Task input >>
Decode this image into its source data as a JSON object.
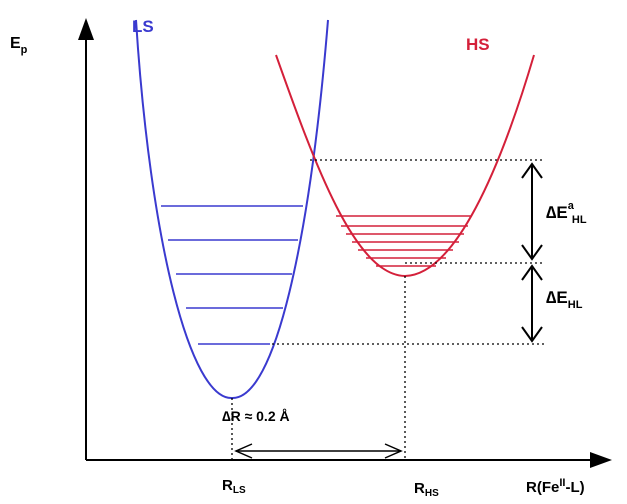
{
  "diagram": {
    "axis_y_label": "E",
    "axis_y_label_sub": "p",
    "axis_x_label": "R(Fe",
    "axis_x_label_sup": "II",
    "axis_x_label_tail": "-L)",
    "ls_curve_label": "LS",
    "hs_curve_label": "HS",
    "r_ls_label": "R",
    "r_ls_sub": "LS",
    "r_hs_label": "R",
    "r_hs_sub": "HS",
    "delta_r_label": "∆R ≈ 0.2 Å",
    "activation_label": "∆E",
    "activation_sup": "a",
    "activation_sub": "HL",
    "energy_gap_label": "∆E",
    "energy_gap_sub": "HL",
    "colors": {
      "ls": "#3a3acf",
      "hs": "#d4203a",
      "axis": "#000000"
    }
  }
}
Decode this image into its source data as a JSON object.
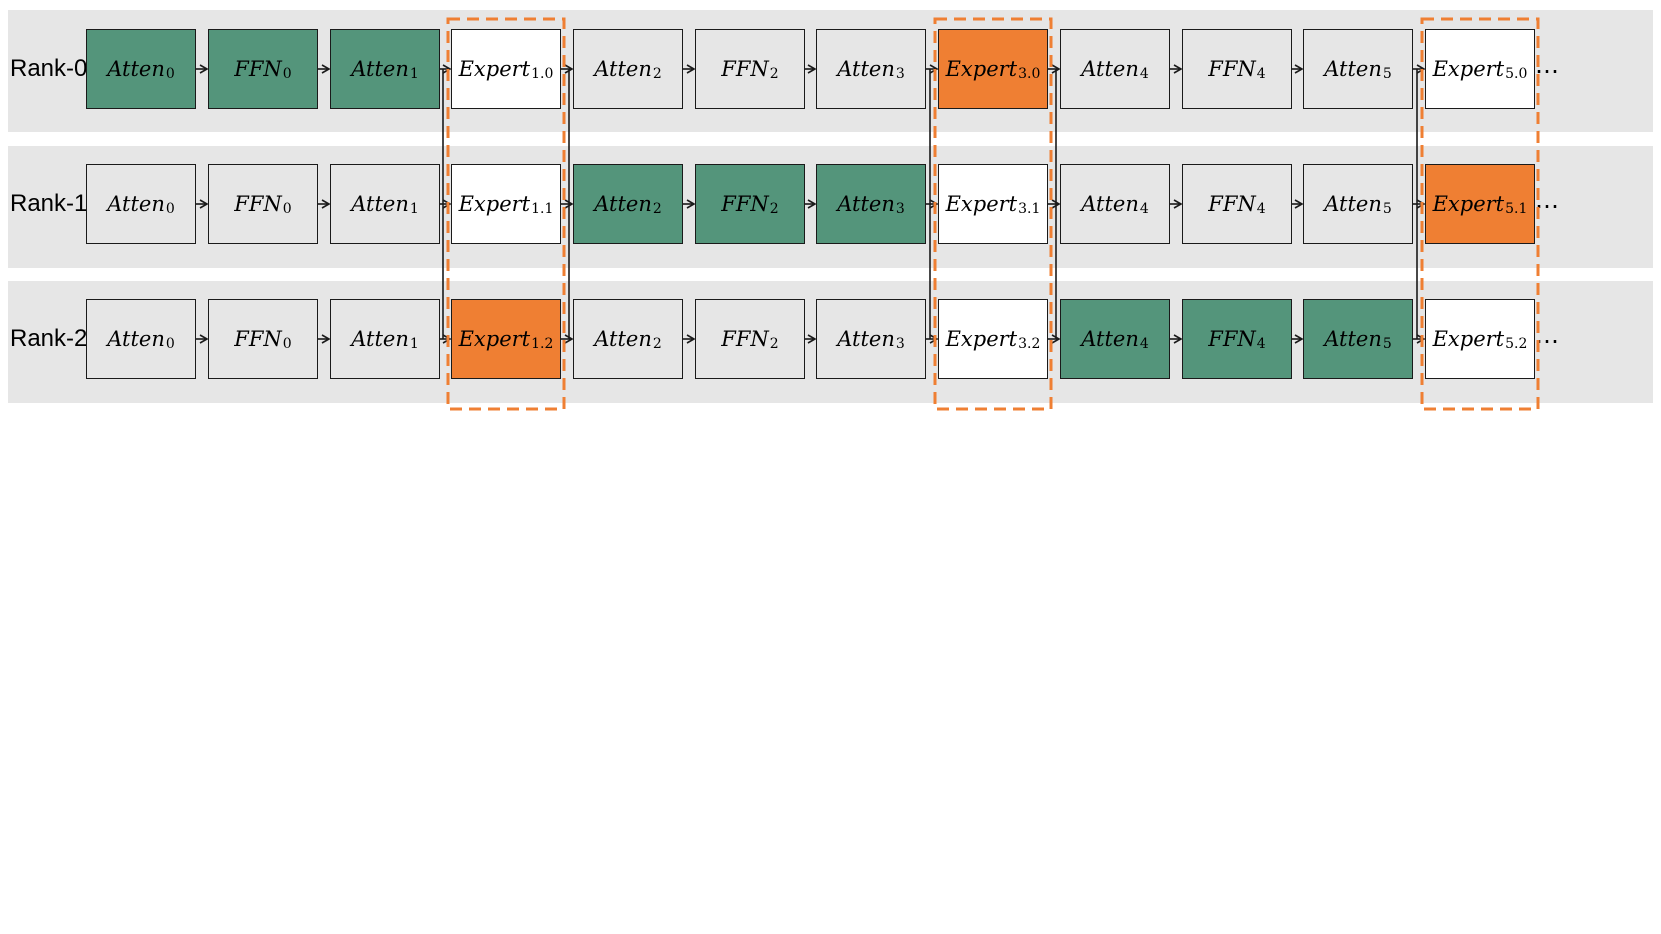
{
  "colors": {
    "band": "#e6e6e6",
    "idle": "#e6e6e6",
    "active": "#54957b",
    "expert_active": "#ef7f33",
    "expert_idle": "#ffffff",
    "dashed": "#ef7f33",
    "line": "#1a1a1a"
  },
  "rows": [
    {
      "label": "Rank-0",
      "ellipsis": "…",
      "blocks": [
        {
          "name": "Atten",
          "sub": "0",
          "state": "active"
        },
        {
          "name": "FFN",
          "sub": "0",
          "state": "active"
        },
        {
          "name": "Atten",
          "sub": "1",
          "state": "active"
        },
        {
          "name": "Expert",
          "sub": "1.0",
          "state": "expert_idle"
        },
        {
          "name": "Atten",
          "sub": "2",
          "state": "idle"
        },
        {
          "name": "FFN",
          "sub": "2",
          "state": "idle"
        },
        {
          "name": "Atten",
          "sub": "3",
          "state": "idle"
        },
        {
          "name": "Expert",
          "sub": "3.0",
          "state": "expert_active"
        },
        {
          "name": "Atten",
          "sub": "4",
          "state": "idle"
        },
        {
          "name": "FFN",
          "sub": "4",
          "state": "idle"
        },
        {
          "name": "Atten",
          "sub": "5",
          "state": "idle"
        },
        {
          "name": "Expert",
          "sub": "5.0",
          "state": "expert_idle"
        }
      ]
    },
    {
      "label": "Rank-1",
      "ellipsis": "…",
      "blocks": [
        {
          "name": "Atten",
          "sub": "0",
          "state": "idle"
        },
        {
          "name": "FFN",
          "sub": "0",
          "state": "idle"
        },
        {
          "name": "Atten",
          "sub": "1",
          "state": "idle"
        },
        {
          "name": "Expert",
          "sub": "1.1",
          "state": "expert_idle"
        },
        {
          "name": "Atten",
          "sub": "2",
          "state": "active"
        },
        {
          "name": "FFN",
          "sub": "2",
          "state": "active"
        },
        {
          "name": "Atten",
          "sub": "3",
          "state": "active"
        },
        {
          "name": "Expert",
          "sub": "3.1",
          "state": "expert_idle"
        },
        {
          "name": "Atten",
          "sub": "4",
          "state": "idle"
        },
        {
          "name": "FFN",
          "sub": "4",
          "state": "idle"
        },
        {
          "name": "Atten",
          "sub": "5",
          "state": "idle"
        },
        {
          "name": "Expert",
          "sub": "5.1",
          "state": "expert_active"
        }
      ]
    },
    {
      "label": "Rank-2",
      "ellipsis": "…",
      "blocks": [
        {
          "name": "Atten",
          "sub": "0",
          "state": "idle"
        },
        {
          "name": "FFN",
          "sub": "0",
          "state": "idle"
        },
        {
          "name": "Atten",
          "sub": "1",
          "state": "idle"
        },
        {
          "name": "Expert",
          "sub": "1.2",
          "state": "expert_active"
        },
        {
          "name": "Atten",
          "sub": "2",
          "state": "idle"
        },
        {
          "name": "FFN",
          "sub": "2",
          "state": "idle"
        },
        {
          "name": "Atten",
          "sub": "3",
          "state": "idle"
        },
        {
          "name": "Expert",
          "sub": "3.2",
          "state": "expert_idle"
        },
        {
          "name": "Atten",
          "sub": "4",
          "state": "active"
        },
        {
          "name": "FFN",
          "sub": "4",
          "state": "active"
        },
        {
          "name": "Atten",
          "sub": "5",
          "state": "active"
        },
        {
          "name": "Expert",
          "sub": "5.2",
          "state": "expert_idle"
        }
      ]
    }
  ]
}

Task details >>
Drop the pictures and reproduce the rest of the entries above exactly.

Result >>
Decode this image into its source data as a JSON object.
{
  "diagram": {
    "axis_y_label": "E",
    "axis_y_label_sub": "p",
    "axis_x_label": "R(Fe",
    "axis_x_label_sup": "II",
    "axis_x_label_tail": "-L)",
    "ls_curve_label": "LS",
    "hs_curve_label": "HS",
    "r_ls_label": "R",
    "r_ls_sub": "LS",
    "r_hs_label": "R",
    "r_hs_sub": "HS",
    "delta_r_label": "∆R ≈ 0.2 Å",
    "activation_label": "∆E",
    "activation_sup": "a",
    "activation_sub": "HL",
    "energy_gap_label": "∆E",
    "energy_gap_sub": "HL",
    "colors": {
      "ls": "#3a3acf",
      "hs": "#d4203a",
      "axis": "#000000"
    }
  }
}
Decode this image into its source data as a JSON object.
{
  "colors": {
    "band": "#e6e6e6",
    "idle": "#e6e6e6",
    "active": "#54957b",
    "expert_active": "#ef7f33",
    "expert_idle": "#ffffff",
    "dashed": "#ef7f33",
    "line": "#1a1a1a"
  },
  "rows": [
    {
      "label": "Rank-0",
      "ellipsis": "…",
      "blocks": [
        {
          "name": "Atten",
          "sub": "0",
          "state": "active"
        },
        {
          "name": "FFN",
          "sub": "0",
          "state": "active"
        },
        {
          "name": "Atten",
          "sub": "1",
          "state": "active"
        },
        {
          "name": "Expert",
          "sub": "1.0",
          "state": "expert_idle"
        },
        {
          "name": "Atten",
          "sub": "2",
          "state": "idle"
        },
        {
          "name": "FFN",
          "sub": "2",
          "state": "idle"
        },
        {
          "name": "Atten",
          "sub": "3",
          "state": "idle"
        },
        {
          "name": "Expert",
          "sub": "3.0",
          "state": "expert_active"
        },
        {
          "name": "Atten",
          "sub": "4",
          "state": "idle"
        },
        {
          "name": "FFN",
          "sub": "4",
          "state": "idle"
        },
        {
          "name": "Atten",
          "sub": "5",
          "state": "idle"
        },
        {
          "name": "Expert",
          "sub": "5.0",
          "state": "expert_idle"
        }
      ]
    },
    {
      "label": "Rank-1",
      "ellipsis": "…",
      "blocks": [
        {
          "name": "Atten",
          "sub": "0",
          "state": "idle"
        },
        {
          "name": "FFN",
          "sub": "0",
          "state": "idle"
        },
        {
          "name": "Atten",
          "sub": "1",
          "state": "idle"
        },
        {
          "name": "Expert",
          "sub": "1.1",
          "state": "expert_idle"
        },
        {
          "name": "Atten",
          "sub": "2",
          "state": "active"
        },
        {
          "name": "FFN",
          "sub": "2",
          "state": "active"
        },
        {
          "name": "Atten",
          "sub": "3",
          "state": "active"
        },
        {
          "name": "Expert",
          "sub": "3.1",
          "state": "expert_idle"
        },
        {
          "name": "Atten",
          "sub": "4",
          "state": "idle"
        },
        {
          "name": "FFN",
          "sub": "4",
          "state": "idle"
        },
        {
          "name": "Atten",
          "sub": "5",
          "state": "idle"
        },
        {
          "name": "Expert",
          "sub": "5.1",
          "state": "expert_active"
        }
      ]
    },
    {
      "label": "Rank-2",
      "ellipsis": "…",
      "blocks": [
        {
          "name": "Atten",
          "sub": "0",
          "state": "idle"
        },
        {
          "name": "FFN",
          "sub": "0",
          "state": "idle"
        },
        {
          "name": "Atten",
          "sub": "1",
          "state": "idle"
        },
        {
          "name": "Expert",
          "sub": "1.2",
          "state": "expert_active"
        },
        {
          "name": "Atten",
          "sub": "2",
          "state": "idle"
        },
        {
          "name": "FFN",
          "sub": "2",
          "state": "idle"
        },
        {
          "name": "Atten",
          "sub": "3",
          "state": "idle"
        },
        {
          "name": "Expert",
          "sub": "3.2",
          "state": "expert_idle"
        },
        {
          "name": "Atten",
          "sub": "4",
          "state": "active"
        },
        {
          "name": "FFN",
          "sub": "4",
          "state": "active"
        },
        {
          "name": "Atten",
          "sub": "5",
          "state": "active"
        },
        {
          "name": "Expert",
          "sub": "5.2",
          "state": "expert_idle"
        }
      ]
    }
  ]
}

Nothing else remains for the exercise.